Aim –
Here are some records; return them all exactly.

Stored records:
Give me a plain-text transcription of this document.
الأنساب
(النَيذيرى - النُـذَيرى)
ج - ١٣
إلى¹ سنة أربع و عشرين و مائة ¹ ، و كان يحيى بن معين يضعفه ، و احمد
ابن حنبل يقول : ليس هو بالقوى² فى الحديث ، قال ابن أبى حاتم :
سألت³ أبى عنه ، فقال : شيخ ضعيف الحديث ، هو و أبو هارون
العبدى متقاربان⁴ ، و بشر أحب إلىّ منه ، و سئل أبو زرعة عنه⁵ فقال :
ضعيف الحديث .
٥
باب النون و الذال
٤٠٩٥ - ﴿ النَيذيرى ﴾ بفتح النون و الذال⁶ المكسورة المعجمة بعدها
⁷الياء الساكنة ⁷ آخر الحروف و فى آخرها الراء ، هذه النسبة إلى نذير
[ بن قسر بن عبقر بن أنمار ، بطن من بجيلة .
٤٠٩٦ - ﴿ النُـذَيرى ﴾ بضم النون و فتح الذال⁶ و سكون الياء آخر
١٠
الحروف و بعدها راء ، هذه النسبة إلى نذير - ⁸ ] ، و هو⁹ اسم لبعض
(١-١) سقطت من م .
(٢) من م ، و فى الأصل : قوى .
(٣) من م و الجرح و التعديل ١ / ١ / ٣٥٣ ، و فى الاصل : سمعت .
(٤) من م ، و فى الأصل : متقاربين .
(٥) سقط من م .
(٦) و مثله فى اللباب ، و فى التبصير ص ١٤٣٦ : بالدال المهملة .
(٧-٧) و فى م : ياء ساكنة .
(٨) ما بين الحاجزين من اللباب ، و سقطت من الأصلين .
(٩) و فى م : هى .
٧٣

Expected output –
Give me a plain-text transcription of this document.
الأنساب
(النَيذيرى - النُـذَيرى)
ج - ١٣
إلى¹ سنة أربع و عشرين و مائة ¹ ، و كان يحيى بن معين يضعفه ، و احمد
ابن حنبل يقول : ليس هو بالقوى² فى الحديث ، قال ابن أبى حاتم :
سألت³ أبى عنه ، فقال : شيخ ضعيف الحديث ، هو و أبو هارون
العبدى متقاربان⁴ ، و بشر أحب إلىّ منه ، و سئل أبو زرعة عنه⁵ فقال :
ضعيف الحديث .
٥
باب النون و الذال
٤٠٩٥ - ﴿ النَيذيرى ﴾ بفتح النون و الذال⁶ المكسورة المعجمة بعدها
⁷الياء الساكنة ⁷ آخر الحروف و فى آخرها الراء ، هذه النسبة إلى نذير
[ بن قسر بن عبقر بن أنمار ، بطن من بجيلة .
٤٠٩٦ - ﴿ النُـذَيرى ﴾ بضم النون و فتح الذال⁶ و سكون الياء آخر
١٠
الحروف و بعدها راء ، هذه النسبة إلى نذير - ⁸ ] ، و هو⁹ اسم لبعض
(١-١) سقطت من م .
(٢) من م ، و فى الأصل : قوى .
(٣) من م و الجرح و التعديل ١ / ١ / ٣٥٣ ، و فى الاصل : سمعت .
(٤) من م ، و فى الأصل : متقاربين .
(٥) سقط من م .
(٦) و مثله فى اللباب ، و فى التبصير ص ١٤٣٦ : بالدال المهملة .
(٧-٧) و فى م : ياء ساكنة .
(٨) ما بين الحاجزين من اللباب ، و سقطت من الأصلين .
(٩) و فى م : هى .
٧٣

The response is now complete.